/---

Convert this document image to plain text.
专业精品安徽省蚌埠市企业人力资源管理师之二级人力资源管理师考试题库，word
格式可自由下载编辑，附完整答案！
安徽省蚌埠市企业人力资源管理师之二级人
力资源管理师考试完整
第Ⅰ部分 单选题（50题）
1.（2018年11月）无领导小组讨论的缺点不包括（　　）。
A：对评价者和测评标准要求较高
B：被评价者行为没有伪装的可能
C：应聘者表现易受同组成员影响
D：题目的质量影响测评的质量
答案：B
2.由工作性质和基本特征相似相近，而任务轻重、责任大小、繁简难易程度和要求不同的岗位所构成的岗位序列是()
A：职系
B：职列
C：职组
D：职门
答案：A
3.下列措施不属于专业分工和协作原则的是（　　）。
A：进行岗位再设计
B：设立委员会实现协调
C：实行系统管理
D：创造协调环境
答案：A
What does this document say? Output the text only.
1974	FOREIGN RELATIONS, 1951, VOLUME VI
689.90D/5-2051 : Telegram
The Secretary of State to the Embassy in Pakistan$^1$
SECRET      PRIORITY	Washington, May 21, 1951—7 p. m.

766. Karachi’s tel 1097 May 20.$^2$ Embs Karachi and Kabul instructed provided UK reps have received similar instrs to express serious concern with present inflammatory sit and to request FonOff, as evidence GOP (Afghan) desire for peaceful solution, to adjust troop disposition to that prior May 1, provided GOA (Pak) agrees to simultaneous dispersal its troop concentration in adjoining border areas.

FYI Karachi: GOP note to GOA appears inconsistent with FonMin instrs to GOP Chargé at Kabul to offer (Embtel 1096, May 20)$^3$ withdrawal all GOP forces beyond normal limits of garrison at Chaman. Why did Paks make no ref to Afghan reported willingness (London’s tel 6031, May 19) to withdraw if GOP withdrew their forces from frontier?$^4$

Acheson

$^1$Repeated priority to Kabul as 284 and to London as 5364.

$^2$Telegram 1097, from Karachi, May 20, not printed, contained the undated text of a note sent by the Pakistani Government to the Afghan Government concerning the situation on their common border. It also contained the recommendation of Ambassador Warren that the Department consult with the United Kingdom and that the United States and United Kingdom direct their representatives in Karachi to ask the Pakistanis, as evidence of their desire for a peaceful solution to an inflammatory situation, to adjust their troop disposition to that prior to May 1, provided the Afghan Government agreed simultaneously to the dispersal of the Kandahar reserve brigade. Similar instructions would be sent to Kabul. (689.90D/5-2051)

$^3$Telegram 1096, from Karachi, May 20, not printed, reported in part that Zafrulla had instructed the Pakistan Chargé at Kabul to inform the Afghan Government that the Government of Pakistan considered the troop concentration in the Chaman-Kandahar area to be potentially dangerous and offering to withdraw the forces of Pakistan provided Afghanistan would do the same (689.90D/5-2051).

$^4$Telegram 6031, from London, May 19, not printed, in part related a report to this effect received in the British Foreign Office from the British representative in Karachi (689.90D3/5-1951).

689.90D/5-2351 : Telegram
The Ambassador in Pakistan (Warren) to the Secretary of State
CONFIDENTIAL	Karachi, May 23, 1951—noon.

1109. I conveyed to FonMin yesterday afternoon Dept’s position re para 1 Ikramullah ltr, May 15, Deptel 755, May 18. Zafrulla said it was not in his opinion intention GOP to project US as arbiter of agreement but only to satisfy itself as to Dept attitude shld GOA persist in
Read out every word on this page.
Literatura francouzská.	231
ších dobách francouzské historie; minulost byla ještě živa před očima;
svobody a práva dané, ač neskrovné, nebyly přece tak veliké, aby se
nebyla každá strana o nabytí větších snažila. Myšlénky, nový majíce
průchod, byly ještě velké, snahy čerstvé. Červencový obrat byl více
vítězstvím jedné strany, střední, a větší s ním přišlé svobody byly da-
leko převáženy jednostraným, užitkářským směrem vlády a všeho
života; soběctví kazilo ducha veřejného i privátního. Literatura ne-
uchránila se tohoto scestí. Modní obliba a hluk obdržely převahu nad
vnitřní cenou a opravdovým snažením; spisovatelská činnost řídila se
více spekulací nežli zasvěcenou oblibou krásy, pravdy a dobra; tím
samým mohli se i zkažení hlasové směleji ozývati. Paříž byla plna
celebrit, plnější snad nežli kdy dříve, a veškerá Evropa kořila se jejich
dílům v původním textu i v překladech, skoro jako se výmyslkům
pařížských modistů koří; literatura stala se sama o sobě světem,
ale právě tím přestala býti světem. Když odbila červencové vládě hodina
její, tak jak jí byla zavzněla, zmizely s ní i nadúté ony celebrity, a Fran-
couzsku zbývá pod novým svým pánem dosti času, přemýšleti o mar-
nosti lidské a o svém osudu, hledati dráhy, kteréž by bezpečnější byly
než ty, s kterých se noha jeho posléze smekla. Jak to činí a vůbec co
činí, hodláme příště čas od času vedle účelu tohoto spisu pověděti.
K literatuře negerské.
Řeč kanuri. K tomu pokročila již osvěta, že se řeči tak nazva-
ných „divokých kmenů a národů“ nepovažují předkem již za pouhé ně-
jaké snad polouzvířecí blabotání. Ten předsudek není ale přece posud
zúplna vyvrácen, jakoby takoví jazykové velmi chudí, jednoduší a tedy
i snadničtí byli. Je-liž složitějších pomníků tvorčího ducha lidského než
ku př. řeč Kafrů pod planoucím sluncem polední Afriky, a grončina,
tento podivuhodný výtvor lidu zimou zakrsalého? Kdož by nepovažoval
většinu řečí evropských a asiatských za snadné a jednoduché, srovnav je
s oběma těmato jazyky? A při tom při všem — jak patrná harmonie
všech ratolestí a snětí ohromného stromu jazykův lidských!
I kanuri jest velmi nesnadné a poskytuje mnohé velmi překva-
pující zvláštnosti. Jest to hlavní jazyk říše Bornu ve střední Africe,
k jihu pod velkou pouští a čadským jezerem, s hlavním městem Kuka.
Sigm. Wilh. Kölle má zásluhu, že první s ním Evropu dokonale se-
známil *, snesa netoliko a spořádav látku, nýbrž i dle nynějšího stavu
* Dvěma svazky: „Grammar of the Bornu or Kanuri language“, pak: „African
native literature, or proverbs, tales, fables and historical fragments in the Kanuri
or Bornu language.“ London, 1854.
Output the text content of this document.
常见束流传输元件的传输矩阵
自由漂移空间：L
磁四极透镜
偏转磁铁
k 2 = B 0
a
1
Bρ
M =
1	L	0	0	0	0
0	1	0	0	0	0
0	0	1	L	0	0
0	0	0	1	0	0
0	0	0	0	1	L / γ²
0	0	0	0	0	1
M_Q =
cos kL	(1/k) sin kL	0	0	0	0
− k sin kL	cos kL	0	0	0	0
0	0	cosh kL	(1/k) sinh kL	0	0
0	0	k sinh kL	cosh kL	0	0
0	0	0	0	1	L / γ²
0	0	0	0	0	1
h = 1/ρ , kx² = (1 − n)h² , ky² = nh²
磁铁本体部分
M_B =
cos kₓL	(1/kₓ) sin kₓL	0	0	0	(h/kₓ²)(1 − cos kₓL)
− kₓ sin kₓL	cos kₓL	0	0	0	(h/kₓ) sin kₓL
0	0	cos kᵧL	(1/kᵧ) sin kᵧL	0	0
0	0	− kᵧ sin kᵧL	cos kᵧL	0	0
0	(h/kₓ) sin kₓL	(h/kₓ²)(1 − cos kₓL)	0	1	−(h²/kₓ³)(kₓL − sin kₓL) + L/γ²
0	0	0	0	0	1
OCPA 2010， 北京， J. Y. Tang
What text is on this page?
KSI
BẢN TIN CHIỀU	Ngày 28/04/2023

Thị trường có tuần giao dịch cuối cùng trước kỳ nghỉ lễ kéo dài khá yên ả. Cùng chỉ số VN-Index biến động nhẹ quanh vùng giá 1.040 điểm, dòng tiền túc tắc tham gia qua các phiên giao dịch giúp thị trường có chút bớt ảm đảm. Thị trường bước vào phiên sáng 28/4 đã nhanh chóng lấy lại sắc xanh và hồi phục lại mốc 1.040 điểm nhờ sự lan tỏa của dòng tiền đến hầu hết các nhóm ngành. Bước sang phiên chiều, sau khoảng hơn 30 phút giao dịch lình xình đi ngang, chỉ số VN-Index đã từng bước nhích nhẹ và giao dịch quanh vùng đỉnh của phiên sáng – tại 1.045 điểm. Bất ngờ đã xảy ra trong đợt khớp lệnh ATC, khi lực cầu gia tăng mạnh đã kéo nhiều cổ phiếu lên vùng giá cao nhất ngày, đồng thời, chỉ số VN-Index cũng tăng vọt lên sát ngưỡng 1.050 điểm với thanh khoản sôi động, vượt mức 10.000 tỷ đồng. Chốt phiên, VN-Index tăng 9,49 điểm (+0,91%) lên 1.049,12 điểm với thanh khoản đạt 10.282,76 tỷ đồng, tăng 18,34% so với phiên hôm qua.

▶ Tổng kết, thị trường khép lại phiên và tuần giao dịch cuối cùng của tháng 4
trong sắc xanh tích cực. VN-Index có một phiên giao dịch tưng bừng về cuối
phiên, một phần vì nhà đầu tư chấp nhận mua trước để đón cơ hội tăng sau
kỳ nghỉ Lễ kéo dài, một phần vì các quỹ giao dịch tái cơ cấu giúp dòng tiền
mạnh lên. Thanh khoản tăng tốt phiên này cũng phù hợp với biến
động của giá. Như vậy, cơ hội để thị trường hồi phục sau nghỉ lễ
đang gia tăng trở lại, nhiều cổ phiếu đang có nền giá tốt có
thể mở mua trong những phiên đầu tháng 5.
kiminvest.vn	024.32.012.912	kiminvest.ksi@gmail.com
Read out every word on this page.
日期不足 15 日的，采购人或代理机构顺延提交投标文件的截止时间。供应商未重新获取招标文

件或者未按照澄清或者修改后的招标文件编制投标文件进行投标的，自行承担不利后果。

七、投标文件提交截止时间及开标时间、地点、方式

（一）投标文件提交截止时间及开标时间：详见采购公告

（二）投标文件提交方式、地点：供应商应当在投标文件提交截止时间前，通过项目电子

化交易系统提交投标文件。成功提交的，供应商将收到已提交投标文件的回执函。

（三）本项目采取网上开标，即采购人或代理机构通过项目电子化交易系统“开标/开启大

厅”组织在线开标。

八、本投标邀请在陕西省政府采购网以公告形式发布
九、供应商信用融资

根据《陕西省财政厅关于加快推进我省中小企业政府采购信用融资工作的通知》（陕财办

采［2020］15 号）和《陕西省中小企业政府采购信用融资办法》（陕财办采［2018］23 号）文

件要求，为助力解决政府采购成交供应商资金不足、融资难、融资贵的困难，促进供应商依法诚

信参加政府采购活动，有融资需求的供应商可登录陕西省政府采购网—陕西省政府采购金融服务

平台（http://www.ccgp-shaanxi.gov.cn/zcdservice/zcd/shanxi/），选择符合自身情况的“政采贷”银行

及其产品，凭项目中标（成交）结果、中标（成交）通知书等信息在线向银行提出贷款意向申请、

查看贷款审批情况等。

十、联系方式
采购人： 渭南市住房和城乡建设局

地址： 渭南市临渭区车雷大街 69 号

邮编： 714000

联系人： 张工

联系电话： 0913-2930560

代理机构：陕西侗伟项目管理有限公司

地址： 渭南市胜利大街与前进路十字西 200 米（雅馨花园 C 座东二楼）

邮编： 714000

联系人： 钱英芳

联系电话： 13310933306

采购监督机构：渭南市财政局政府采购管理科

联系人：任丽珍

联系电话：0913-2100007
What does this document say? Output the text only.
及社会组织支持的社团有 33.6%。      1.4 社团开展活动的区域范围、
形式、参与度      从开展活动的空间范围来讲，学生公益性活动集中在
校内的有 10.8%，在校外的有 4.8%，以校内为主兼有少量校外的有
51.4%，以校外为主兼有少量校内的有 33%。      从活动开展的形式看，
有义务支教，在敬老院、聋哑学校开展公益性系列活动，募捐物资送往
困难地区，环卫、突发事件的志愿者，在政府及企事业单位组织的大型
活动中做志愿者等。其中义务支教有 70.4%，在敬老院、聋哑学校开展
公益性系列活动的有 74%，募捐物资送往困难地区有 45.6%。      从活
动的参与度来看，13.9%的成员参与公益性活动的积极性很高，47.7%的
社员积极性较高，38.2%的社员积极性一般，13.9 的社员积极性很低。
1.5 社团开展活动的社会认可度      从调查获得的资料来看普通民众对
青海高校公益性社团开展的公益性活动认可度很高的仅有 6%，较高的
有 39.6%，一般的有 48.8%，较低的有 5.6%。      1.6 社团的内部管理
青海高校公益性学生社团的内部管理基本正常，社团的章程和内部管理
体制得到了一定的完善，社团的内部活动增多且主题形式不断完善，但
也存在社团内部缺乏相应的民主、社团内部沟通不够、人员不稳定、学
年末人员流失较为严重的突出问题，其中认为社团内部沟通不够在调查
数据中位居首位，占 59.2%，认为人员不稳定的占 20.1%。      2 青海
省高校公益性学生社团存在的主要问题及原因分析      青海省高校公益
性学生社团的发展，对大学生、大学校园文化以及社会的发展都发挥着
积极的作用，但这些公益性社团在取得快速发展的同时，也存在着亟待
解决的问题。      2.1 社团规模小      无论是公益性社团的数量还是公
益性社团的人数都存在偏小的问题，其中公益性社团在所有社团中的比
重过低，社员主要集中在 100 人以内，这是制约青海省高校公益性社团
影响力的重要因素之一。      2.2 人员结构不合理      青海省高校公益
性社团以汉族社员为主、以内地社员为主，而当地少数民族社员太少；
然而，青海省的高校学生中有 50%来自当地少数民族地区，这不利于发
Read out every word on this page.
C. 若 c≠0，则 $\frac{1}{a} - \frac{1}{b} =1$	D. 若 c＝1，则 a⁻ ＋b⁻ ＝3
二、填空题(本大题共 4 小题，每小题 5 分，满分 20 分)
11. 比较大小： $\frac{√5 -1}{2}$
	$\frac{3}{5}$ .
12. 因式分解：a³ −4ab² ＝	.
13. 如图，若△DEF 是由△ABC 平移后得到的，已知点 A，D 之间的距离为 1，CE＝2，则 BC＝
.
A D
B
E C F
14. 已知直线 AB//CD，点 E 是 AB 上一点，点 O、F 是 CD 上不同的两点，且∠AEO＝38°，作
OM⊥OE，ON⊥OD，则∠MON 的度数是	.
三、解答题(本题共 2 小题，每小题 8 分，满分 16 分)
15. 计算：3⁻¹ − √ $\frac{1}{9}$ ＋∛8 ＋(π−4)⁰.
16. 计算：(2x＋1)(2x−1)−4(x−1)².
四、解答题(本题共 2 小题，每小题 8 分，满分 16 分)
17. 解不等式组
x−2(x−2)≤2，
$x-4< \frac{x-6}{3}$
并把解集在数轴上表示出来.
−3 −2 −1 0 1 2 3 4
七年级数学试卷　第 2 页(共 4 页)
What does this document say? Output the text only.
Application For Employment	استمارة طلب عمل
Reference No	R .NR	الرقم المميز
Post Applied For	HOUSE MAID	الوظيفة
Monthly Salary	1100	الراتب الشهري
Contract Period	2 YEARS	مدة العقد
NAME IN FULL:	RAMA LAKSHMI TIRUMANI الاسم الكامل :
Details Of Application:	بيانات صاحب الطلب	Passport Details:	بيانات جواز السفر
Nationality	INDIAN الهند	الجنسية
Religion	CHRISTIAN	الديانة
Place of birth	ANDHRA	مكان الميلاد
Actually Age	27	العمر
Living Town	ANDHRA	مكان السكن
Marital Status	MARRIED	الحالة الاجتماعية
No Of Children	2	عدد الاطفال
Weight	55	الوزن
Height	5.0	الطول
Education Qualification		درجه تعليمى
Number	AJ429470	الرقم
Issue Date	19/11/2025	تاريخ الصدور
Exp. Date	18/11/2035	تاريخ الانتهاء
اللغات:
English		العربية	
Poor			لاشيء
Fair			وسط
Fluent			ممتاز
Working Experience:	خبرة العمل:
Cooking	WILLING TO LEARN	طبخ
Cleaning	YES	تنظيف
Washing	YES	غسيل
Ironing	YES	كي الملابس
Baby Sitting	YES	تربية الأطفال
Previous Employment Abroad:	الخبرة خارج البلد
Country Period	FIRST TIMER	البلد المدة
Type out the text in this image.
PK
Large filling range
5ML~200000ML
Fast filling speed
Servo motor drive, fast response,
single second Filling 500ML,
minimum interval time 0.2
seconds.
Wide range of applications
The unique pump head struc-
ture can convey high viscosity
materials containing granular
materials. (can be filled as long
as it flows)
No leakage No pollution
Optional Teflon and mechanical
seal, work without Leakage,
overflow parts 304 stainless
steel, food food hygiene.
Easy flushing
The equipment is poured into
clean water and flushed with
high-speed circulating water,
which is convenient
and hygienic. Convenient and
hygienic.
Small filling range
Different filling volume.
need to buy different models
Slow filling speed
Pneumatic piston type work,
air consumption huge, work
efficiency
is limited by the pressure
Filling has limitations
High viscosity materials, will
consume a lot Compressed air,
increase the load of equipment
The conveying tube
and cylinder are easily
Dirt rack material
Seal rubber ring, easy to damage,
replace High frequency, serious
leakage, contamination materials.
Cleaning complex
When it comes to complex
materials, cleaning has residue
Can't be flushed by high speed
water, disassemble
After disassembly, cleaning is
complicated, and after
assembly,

\---

All lines in the data that contain the word "complex" should be copied.

**RESPONSE TO THE TASK**
Cleaning complex
When it comes to complex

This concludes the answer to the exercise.